## Goal of the exercise
Each line that includes "Anfragen" counts once; give the total and nothing besides.

## Exercise material
-*-*-
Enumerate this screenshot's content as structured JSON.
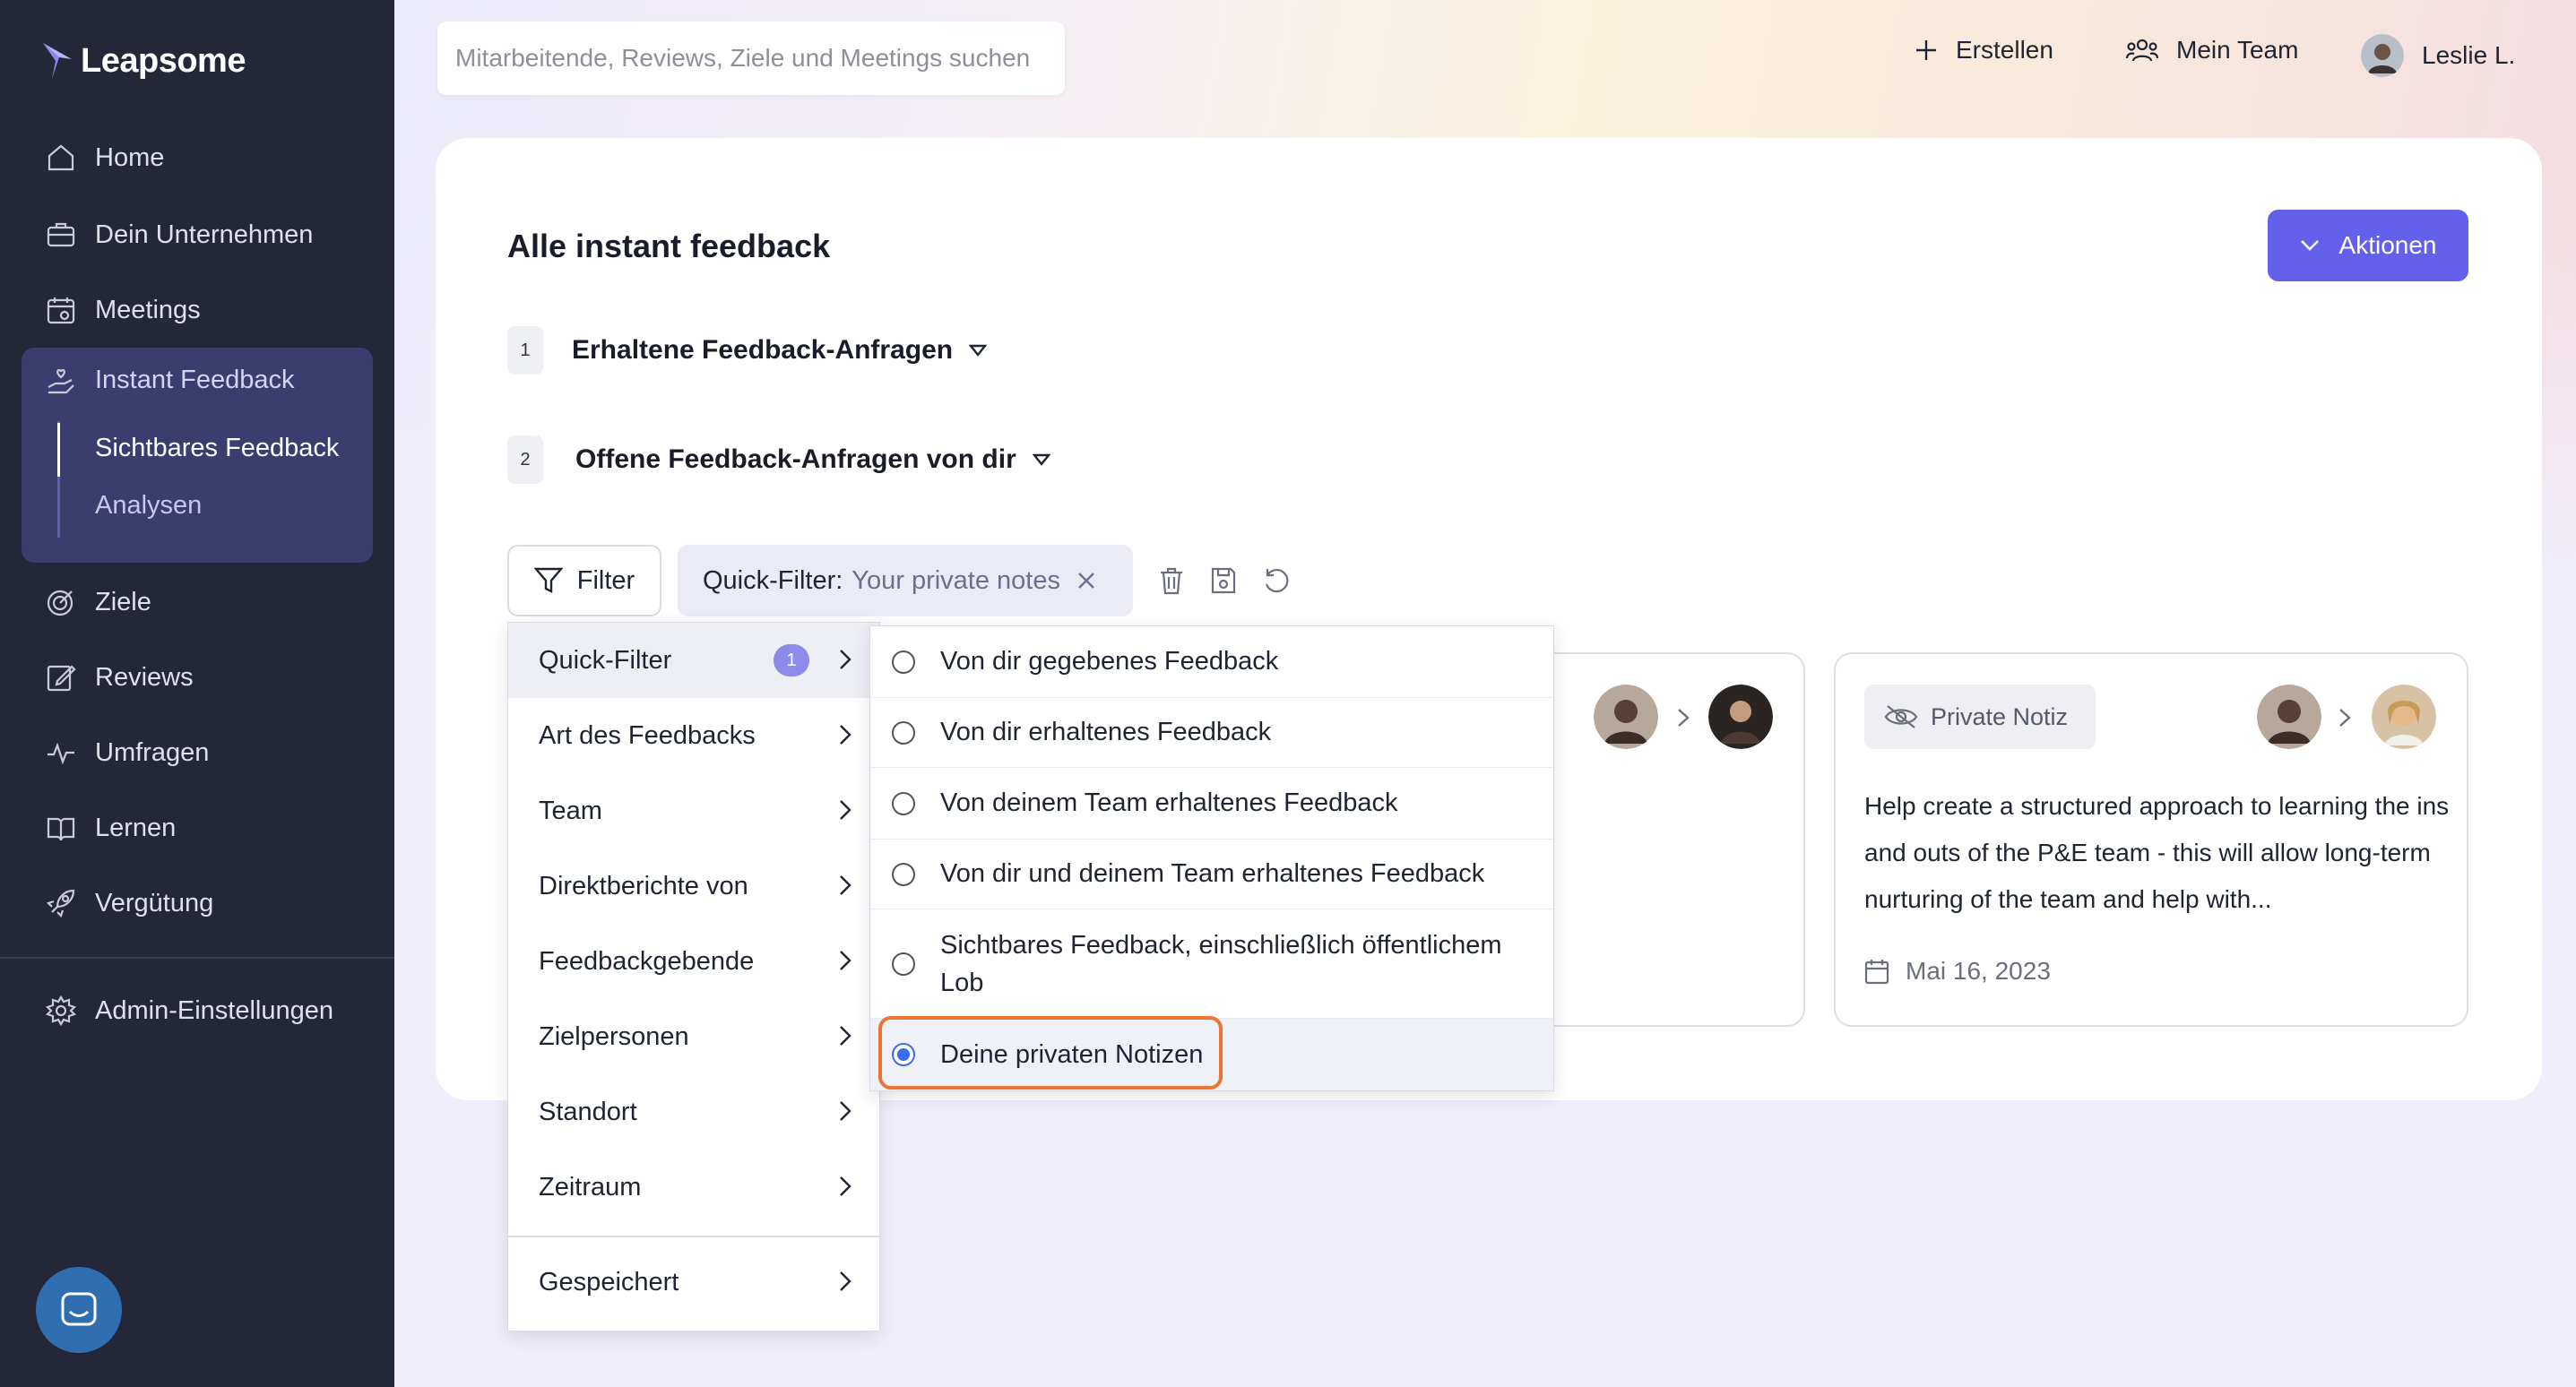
{
  "app": {
    "name": "Leapsome"
  },
  "sidebar": {
    "items": [
      {
        "label": "Home",
        "icon": "home-icon"
      },
      {
        "label": "Dein Unternehmen",
        "icon": "briefcase-icon"
      },
      {
        "label": "Meetings",
        "icon": "calendar-icon"
      },
      {
        "label": "Instant Feedback",
        "icon": "hand-heart-icon"
      },
      {
        "label": "Ziele",
        "icon": "target-icon"
      },
      {
        "label": "Reviews",
        "icon": "edit-icon"
      },
      {
        "label": "Umfragen",
        "icon": "pulse-icon"
      },
      {
        "label": "Lernen",
        "icon": "book-icon"
      },
      {
        "label": "Vergütung",
        "icon": "rocket-icon"
      },
      {
        "label": "Admin-Einstellungen",
        "icon": "gear-icon"
      }
    ],
    "subitems": [
      {
        "label": "Sichtbares Feedback"
      },
      {
        "label": "Analysen"
      }
    ]
  },
  "topbar": {
    "search_placeholder": "Mitarbeitende, Reviews, Ziele und Meetings suchen",
    "create_label": "Erstellen",
    "team_label": "Mein Team",
    "user_label": "Leslie L."
  },
  "page": {
    "title": "Alle instant feedback",
    "actions_label": "Aktionen",
    "sections": [
      {
        "num": "1",
        "label": "Erhaltene Feedback-Anfragen"
      },
      {
        "num": "2",
        "label": "Offene Feedback-Anfragen von dir"
      }
    ]
  },
  "filter": {
    "button_label": "Filter",
    "chip_key": "Quick-Filter:",
    "chip_value": "Your private notes"
  },
  "filter_menu": {
    "items": [
      {
        "label": "Quick-Filter",
        "badge": "1"
      },
      {
        "label": "Art des Feedbacks"
      },
      {
        "label": "Team"
      },
      {
        "label": "Direktberichte von"
      },
      {
        "label": "Feedbackgebende"
      },
      {
        "label": "Zielpersonen"
      },
      {
        "label": "Standort"
      },
      {
        "label": "Zeitraum"
      },
      {
        "label": "Gespeichert"
      }
    ]
  },
  "quick_filter_options": [
    {
      "label": "Von dir gegebenes Feedback",
      "selected": false
    },
    {
      "label": "Von dir erhaltenes Feedback",
      "selected": false
    },
    {
      "label": "Von deinem Team erhaltenes Feedback",
      "selected": false
    },
    {
      "label": "Von dir und deinem Team erhaltenes Feedback",
      "selected": false
    },
    {
      "label": "Sichtbares Feedback, einschließlich öffentlichem Lob",
      "selected": false
    },
    {
      "label": "Deine privaten Notizen",
      "selected": true
    }
  ],
  "feedback_card": {
    "pill_label": "Private Notiz",
    "text": "Help create a structured approach to learning the ins and outs of the P&E team - this will allow long-term nurturing of the team and help with...",
    "date": "Mai 16, 2023"
  },
  "colors": {
    "sidebar_bg": "#232738",
    "accent": "#6360eb",
    "highlight": "#ee7433",
    "radio_on": "#3b6cf0"
  }
}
-*-*-
## Task solution
2